_Extrait du texte_:
À titre liminaire, concernant sa compétence, le Tribunal rappelle que, par la décision 2012/392{1}, la Mission a été créée pour soutenir le renforcement des capacités des intervenants nigériens en matière de sécurité en vue de lutter contre le terrorisme et la criminalité organisée. Son personnel est essentiellement composé d’agents détachés par les États membres, les institutions de l’Union et le Service européen pour l’action extérieure (SEAE){2}. Certes, l’article 7, paragraphe 2, de la décision 2012/392 prévoit qu’il appartient à l’État membre, à l’institution de l’Union ou au SEAE, respectivement, de répondre à toute plainte liée au détachement et d’intenter toute action contre l’agent concerné.

Toutefois, premièrement, ainsi qu’il ressort de la jurisprudence rendue à propos de dispositions régissant l’activité d’autres missions relevant de la politique étrangère et de sécurité commune et rédigées dans des termes analogues à ceux de la décision 2012/392, les agents détachés par les États membres et ceux détachés par les institutions de l’Union étant soumis aux mêmes règles en ce qui concerne l’exercice de leurs fonctions sur le théâtre des opérations, le juge de l’Union est compétent pour contrôler la légalité des actes de gestion du personnel relatifs à des agents détachés par les États membres ayant pour objet de répondre aux besoins de ces missions sur le théâtre des opérations.

_Données affichées_:
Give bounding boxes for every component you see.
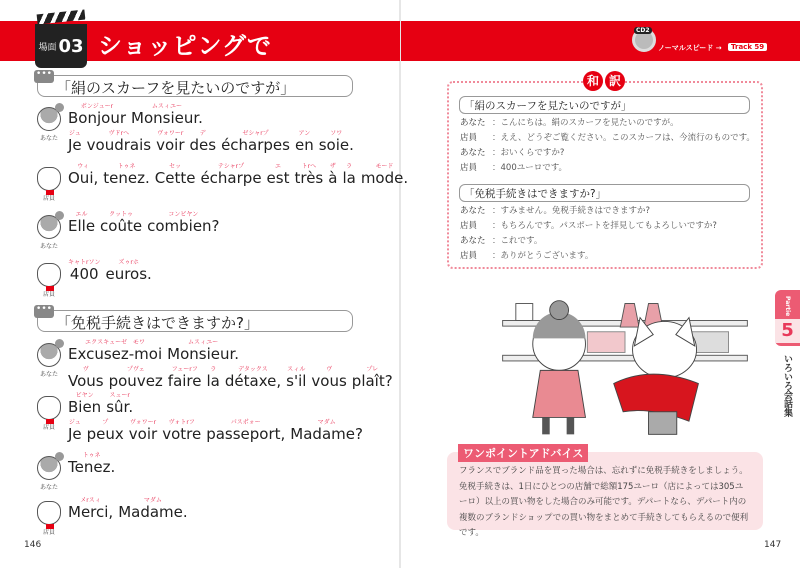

_Énoncé 1_: Recopiez le passage de l'extrait sur la compétence du Tribunal allant de « À titre liminaire, concernant » à « contre l’agent concerné. », en remplaçant « Tribunal » par « juge ».
_Énoncé 2_:
Répondez aux questions suivantes à partir de l'extrait sur la compétence du Tribunal :
(a) Par quelle décision la Mission a-t-elle été créée ?
(b) Selon l'article 7, paragraphe 2, de cette décision, à qui appartient-il de répondre à toute plainte liée au détachement ?
(c) Quel juge est compétent pour contrôler la légalité des actes de gestion du personnel relatifs aux agents détachés par les États membres ?
_Énoncé 3_: Rédigez la suite de l'extrait sur la compétence du Tribunal, à partir de sa dernière phrase.
Les données n'ont aucun lien avec l'extrait sur la compétence du Tribunal.

_Réponse 1_:
À titre liminaire, concernant sa compétence, le juge rappelle que, par la décision 2012/392{1}, la Mission a été créée pour soutenir le renforcement des capacités des intervenants nigériens en matière de sécurité en vue de lutter contre le terrorisme et la criminalité organisée. Son personnel est essentiellement composé d’agents détachés par les États membres, les institutions de l’Union et le Service européen pour l’action extérieure (SEAE){2}. Certes, l’article 7, paragraphe 2, de la décision 2012/392 prévoit qu’il appartient à l’État membre, à l’institution de l’Union ou au SEAE, respectivement, de répondre à toute plainte liée au détachement et d’intenter toute action contre l’agent concerné.

_Réponse 2_:
(a) Par la décision 2012/392.
(b) À l'État membre, à l'institution de l'Union ou au SEAE, respectivement.
(c) Le juge de l'Union.

_Réponse 3_:
Deuxièmement, le requérant soulève la question de la légalité d’actes de gestion du personnel relatifs aux opérations sur le théâtre des opérations, et non des questions liées au détachement, au sens de l’article 7, paragraphe 2, de la décision 2012/392. Par conséquent, l’exception d’incompétence soulevée par la Mission est rejetée.

Le Tribunal examine ensuite les différentes exceptions d’irrecevabilité.

Il rappelle ainsi notamment qu’un recours en annulation intenté par une personne physique ou morale n’est recevable que dans la mesure où cette dernière a un intérêt à voir annuler l’acte attaqué. Un tel intérêt suppose que l’annulation de l’acte visé soit susceptible, par elle-même, d’avoir des conséquences juridiques et que le recours puisse ainsi, par son résultat, procurer un bénéfice à la partie qui l’a intenté. En outre, c’est à la partie requérante qu’il appartient d’apporter la preuve de son intérêt à agir.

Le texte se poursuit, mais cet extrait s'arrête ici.